**GIVEN REQUEST:** Your task is to gather the lines below that hold the string "January".

#####

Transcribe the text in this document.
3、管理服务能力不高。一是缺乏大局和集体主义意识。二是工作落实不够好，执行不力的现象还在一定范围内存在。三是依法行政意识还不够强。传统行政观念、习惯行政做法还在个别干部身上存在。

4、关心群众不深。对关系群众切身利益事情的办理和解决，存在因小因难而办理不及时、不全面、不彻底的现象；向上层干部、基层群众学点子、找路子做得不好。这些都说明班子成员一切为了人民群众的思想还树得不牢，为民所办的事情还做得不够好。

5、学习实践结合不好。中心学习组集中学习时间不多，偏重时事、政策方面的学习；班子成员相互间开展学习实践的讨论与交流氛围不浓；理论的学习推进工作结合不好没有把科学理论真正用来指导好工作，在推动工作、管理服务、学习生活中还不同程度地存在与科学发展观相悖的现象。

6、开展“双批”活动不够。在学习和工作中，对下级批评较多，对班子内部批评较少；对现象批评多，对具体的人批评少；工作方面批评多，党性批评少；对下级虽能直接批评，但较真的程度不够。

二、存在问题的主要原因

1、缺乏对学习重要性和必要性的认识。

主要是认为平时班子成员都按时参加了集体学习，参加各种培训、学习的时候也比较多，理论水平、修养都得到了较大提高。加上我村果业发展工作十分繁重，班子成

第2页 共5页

#####

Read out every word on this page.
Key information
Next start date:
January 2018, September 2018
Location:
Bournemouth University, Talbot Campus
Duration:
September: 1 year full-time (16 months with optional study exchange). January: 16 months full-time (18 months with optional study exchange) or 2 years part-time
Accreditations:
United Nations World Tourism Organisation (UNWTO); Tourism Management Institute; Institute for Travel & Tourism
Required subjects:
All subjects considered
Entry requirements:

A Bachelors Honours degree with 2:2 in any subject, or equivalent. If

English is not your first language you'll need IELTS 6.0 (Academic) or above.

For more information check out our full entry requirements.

#####

**EXERCISE ANSWER:**
January 2018, September 2018
September: 1 year full-time (16 months with optional study exchange). January: 16 months full-time (18 months with optional study exchange) or 2 years part-time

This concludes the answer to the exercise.